(Stated goal) Give the number of lines in the entries that contain "honetan". State only the count.

(Records for this task)
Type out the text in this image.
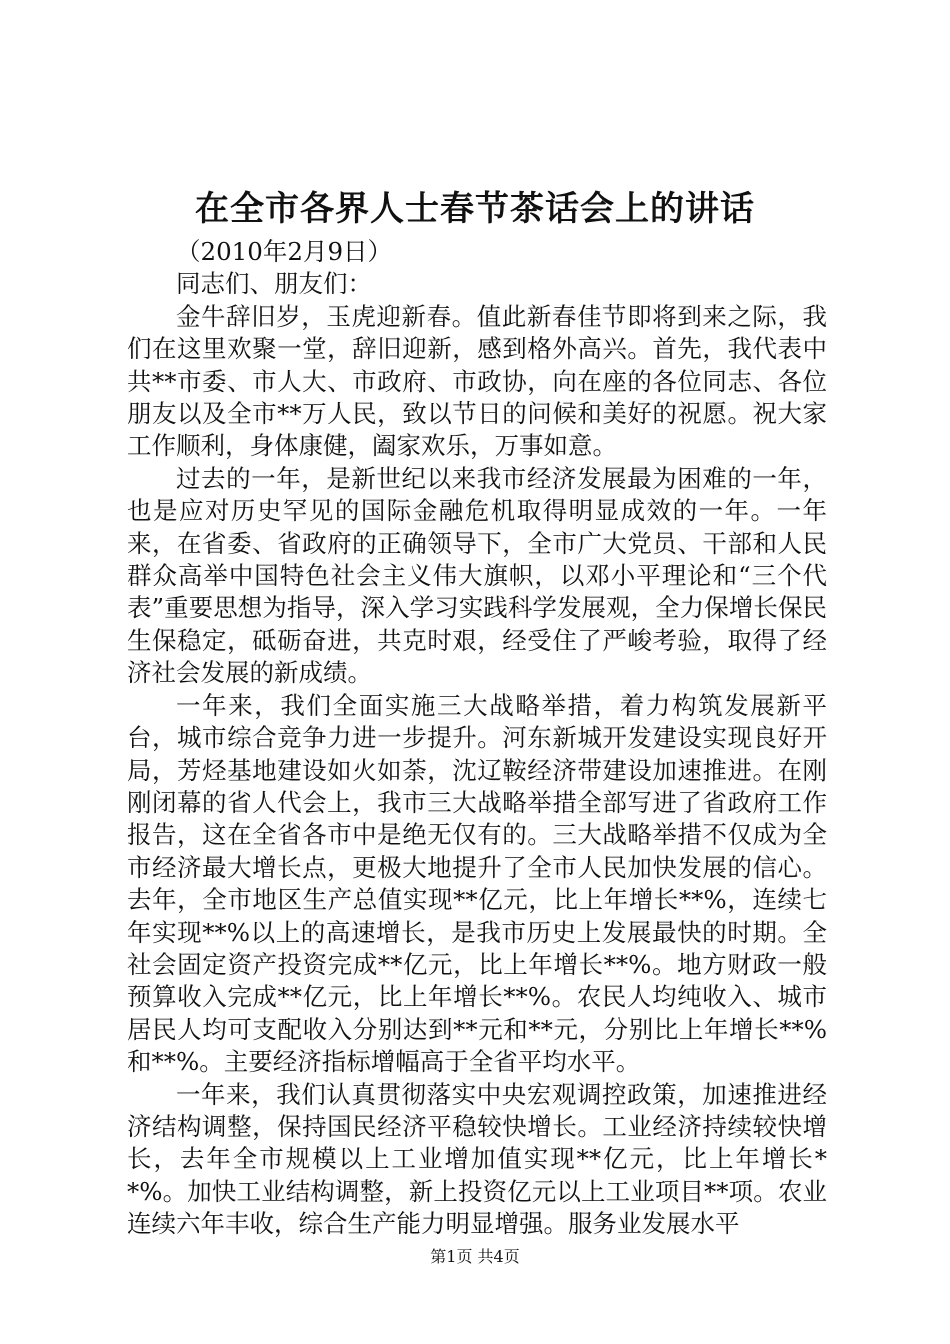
在全市各界人士春节茶话会上的讲话

（2010年2月9日）

同志们、朋友们：

金牛辞旧岁，玉虎迎新春。值此新春佳节即将到来之际，我们在这里欢聚一堂，辞旧迎新，感到格外高兴。首先，我代表中共**市委、市人大、市政府、市政协，向在座的各位同志、各位朋友以及全市**万人民，致以节日的问候和美好的祝愿。祝大家工作顺利，身体康健，阖家欢乐，万事如意。

过去的一年，是新世纪以来我市经济发展最为困难的一年，也是应对历史罕见的国际金融危机取得明显成效的一年。一年来，在省委、省政府的正确领导下，全市广大党员、干部和人民群众高举中国特色社会主义伟大旗帜，以邓小平理论和“三个代表”重要思想为指导，深入学习实践科学发展观，全力保增长保民生保稳定，砥砺奋进，共克时艰，经受住了严峻考验，取得了经济社会发展的新成绩。

一年来，我们全面实施三大战略举措，着力构筑发展新平台，城市综合竞争力进一步提升。河东新城开发建设实现良好开局，芳烃基地建设如火如荼，沈辽鞍经济带建设加速推进。在刚刚闭幕的省人代会上，我市三大战略举措全部写进了省政府工作报告，这在全省各市中是绝无仅有的。三大战略举措不仅成为全市经济最大增长点，更极大地提升了全市人民加快发展的信心。去年，全市地区生产总值实现**亿元，比上年增长**%，连续七年实现**%以上的高速增长，是我市历史上发展最快的时期。全社会固定资产投资完成**亿元，比上年增长**%。地方财政一般预算收入完成**亿元，比上年增长**%。农民人均纯收入、城市居民人均可支配收入分别达到**元和**元，分别比上年增长**%和**%。主要经济指标增幅高于全省平均水平。

一年来，我们认真贯彻落实中央宏观调控政策，加速推进经济结构调整，保持国民经济平稳较快增长。工业经济持续较快增长，去年全市规模以上工业增加值实现**亿元，比上年增长**%。加快工业结构调整，新上投资亿元以上工业项目**项。农业连续六年丰收，综合生产能力明显增强。服务业发展水平

第1页 共4页
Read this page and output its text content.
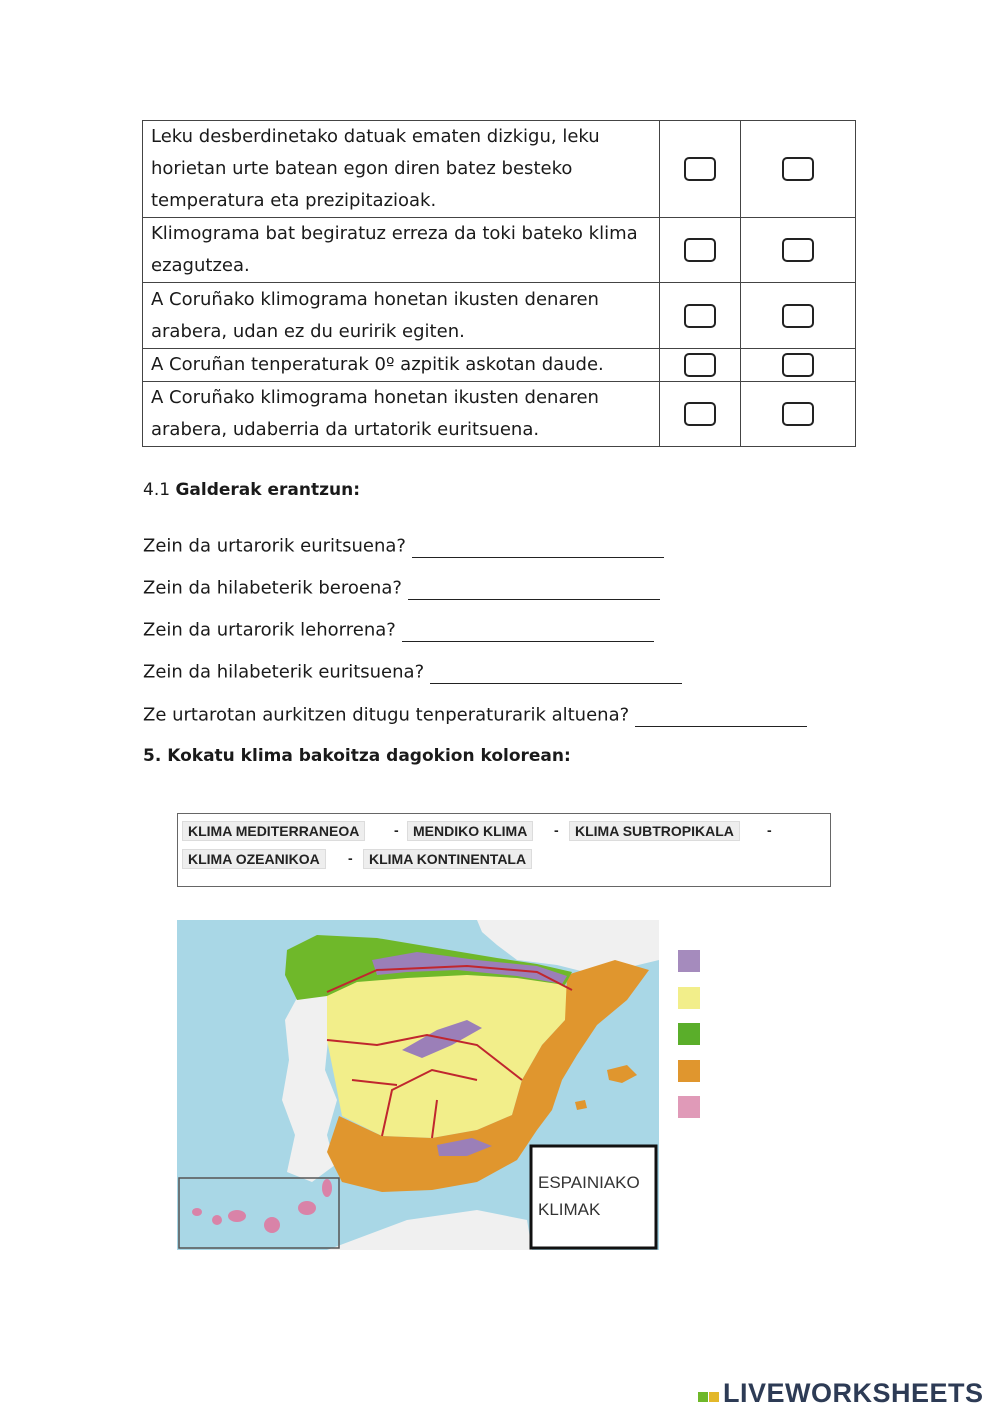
Leku desberdinetako datuak ematen dizkigu, leku horietan urte batean egon diren batez besteko temperatura eta prezipitazioak.		
Klimograma bat begiratuz erreza da toki bateko klima ezagutzea.		
A Coruñako klimograma honetan ikusten denaren arabera, udan ez du euririk egiten.		
A Coruñan tenperaturak 0º azpitik askotan daude.		
A Coruñako klimograma honetan ikusten denaren arabera, udaberria da urtatorik euritsuena.		
4.1 Galderak erantzun:
Zein da urtarorik euritsuena?
Zein da hilabeterik beroena?
Zein da urtarorik lehorrena?
Zein da hilabeterik euritsuena?
Ze urtarotan aurkitzen ditugu tenperaturarik altuena?
5. Kokatu klima bakoitza dagokion kolorean:
KLIMA MEDITERRANEOA	-	MENDIKO KLIMA	-	KLIMA SUBTROPIKALA	-
KLIMA OZEANIKOA	-	KLIMA KONTINENTALA
ESPAINIAKO
KLIMAK
LIVEWORKSHEETS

(Full answer) 2